* RECORDS SUPPLIED
------------------------------------
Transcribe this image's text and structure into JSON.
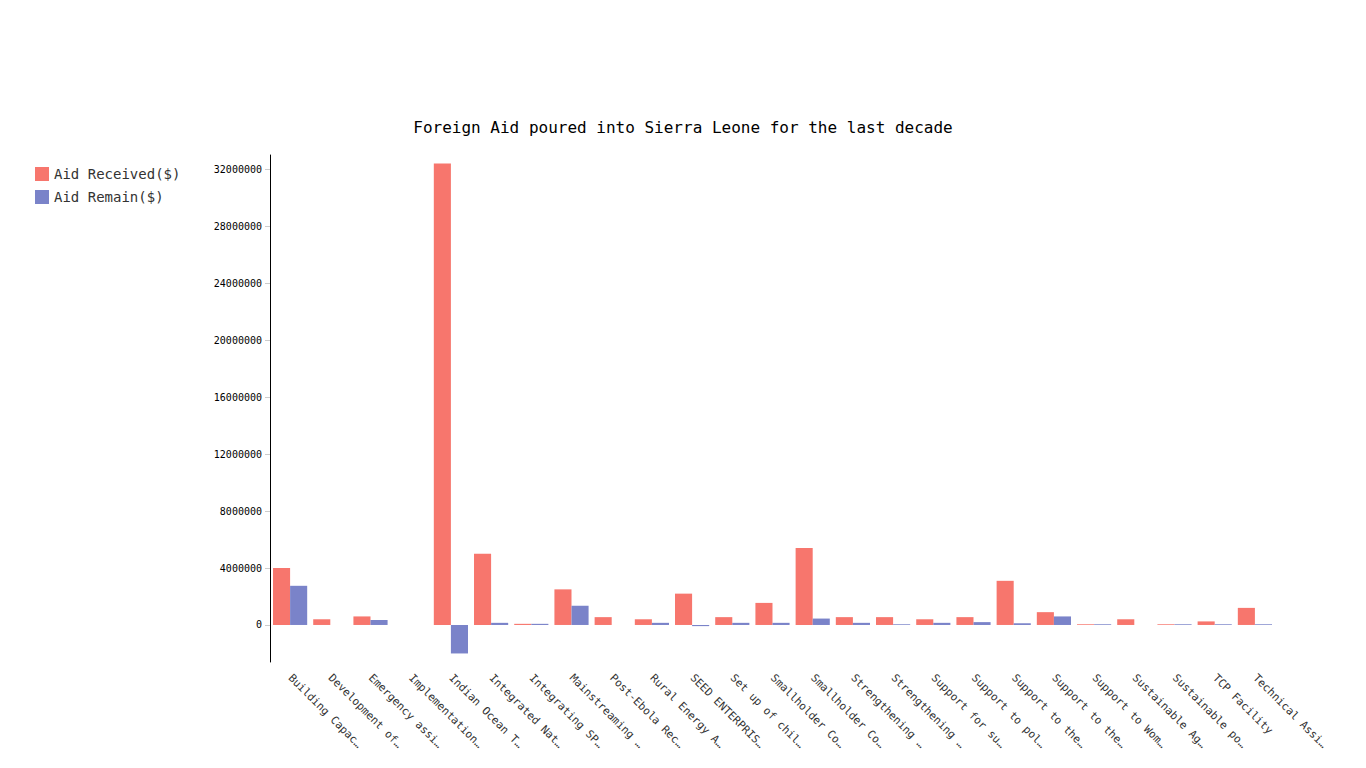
{
  "chart_data": {
    "type": "bar",
    "title": "Foreign Aid poured into Sierra Leone for the last decade",
    "categories": [
      "Building Capac…",
      "Development of…",
      "Emergency assi…",
      "Implementation…",
      "Indian Ocean T…",
      "Integrated Nat…",
      "Integrating SP…",
      "Mainstreaming …",
      "Post-Ebola Rec…",
      "Rural Energy A…",
      "SEED ENTERPRIS…",
      "Set up of chil…",
      "Smallholder Co…",
      "Smallholder Co…",
      "Strengthening …",
      "Strengthening …",
      "Support for su…",
      "Support to pol…",
      "Support to the…",
      "Support to the…",
      "Support to Wom…",
      "Sustainable Ag…",
      "Sustainable po…",
      "TCP Facility",
      "Technical Assi…"
    ],
    "series": [
      {
        "name": "Aid Received($)",
        "color": "#f7766d",
        "values": [
          4000000,
          400000,
          600000,
          0,
          32400000,
          5000000,
          80000,
          2500000,
          550000,
          400000,
          2200000,
          550000,
          1550000,
          5400000,
          550000,
          550000,
          400000,
          550000,
          3100000,
          900000,
          50000,
          400000,
          50000,
          250000,
          1200000
        ]
      },
      {
        "name": "Aid Remain($)",
        "color": "#7a83c9",
        "values": [
          2750000,
          0,
          350000,
          0,
          -2000000,
          150000,
          80000,
          1350000,
          0,
          150000,
          -80000,
          150000,
          150000,
          450000,
          150000,
          50000,
          150000,
          200000,
          120000,
          600000,
          50000,
          0,
          50000,
          50000,
          50000
        ]
      }
    ],
    "ylim": [
      -2600000,
      33000000
    ],
    "yticks": [
      0,
      4000000,
      8000000,
      12000000,
      16000000,
      20000000,
      24000000,
      28000000,
      32000000
    ],
    "grid": false,
    "legend": "top-left"
  }
}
------------------------------------
* REQUIRED WORK
Reproduce the records verbatim, omitting all images they contain.

* RESULT BELOW
Transcribe this image's text and structure into JSON.
{
  "chart_data": {
    "type": "bar",
    "title": "Foreign Aid poured into Sierra Leone for the last decade",
    "categories": [
      "Building Capac…",
      "Development of…",
      "Emergency assi…",
      "Implementation…",
      "Indian Ocean T…",
      "Integrated Nat…",
      "Integrating SP…",
      "Mainstreaming …",
      "Post-Ebola Rec…",
      "Rural Energy A…",
      "SEED ENTERPRIS…",
      "Set up of chil…",
      "Smallholder Co…",
      "Smallholder Co…",
      "Strengthening …",
      "Strengthening …",
      "Support for su…",
      "Support to pol…",
      "Support to the…",
      "Support to the…",
      "Support to Wom…",
      "Sustainable Ag…",
      "Sustainable po…",
      "TCP Facility",
      "Technical Assi…"
    ],
    "series": [
      {
        "name": "Aid Received($)",
        "color": "#f7766d",
        "values": [
          4000000,
          400000,
          600000,
          0,
          32400000,
          5000000,
          80000,
          2500000,
          550000,
          400000,
          2200000,
          550000,
          1550000,
          5400000,
          550000,
          550000,
          400000,
          550000,
          3100000,
          900000,
          50000,
          400000,
          50000,
          250000,
          1200000
        ]
      },
      {
        "name": "Aid Remain($)",
        "color": "#7a83c9",
        "values": [
          2750000,
          0,
          350000,
          0,
          -2000000,
          150000,
          80000,
          1350000,
          0,
          150000,
          -80000,
          150000,
          150000,
          450000,
          150000,
          50000,
          150000,
          200000,
          120000,
          600000,
          50000,
          0,
          50000,
          50000,
          50000
        ]
      }
    ],
    "ylim": [
      -2600000,
      33000000
    ],
    "yticks": [
      0,
      4000000,
      8000000,
      12000000,
      16000000,
      20000000,
      24000000,
      28000000,
      32000000
    ],
    "grid": false,
    "legend": "top-left"
  }
}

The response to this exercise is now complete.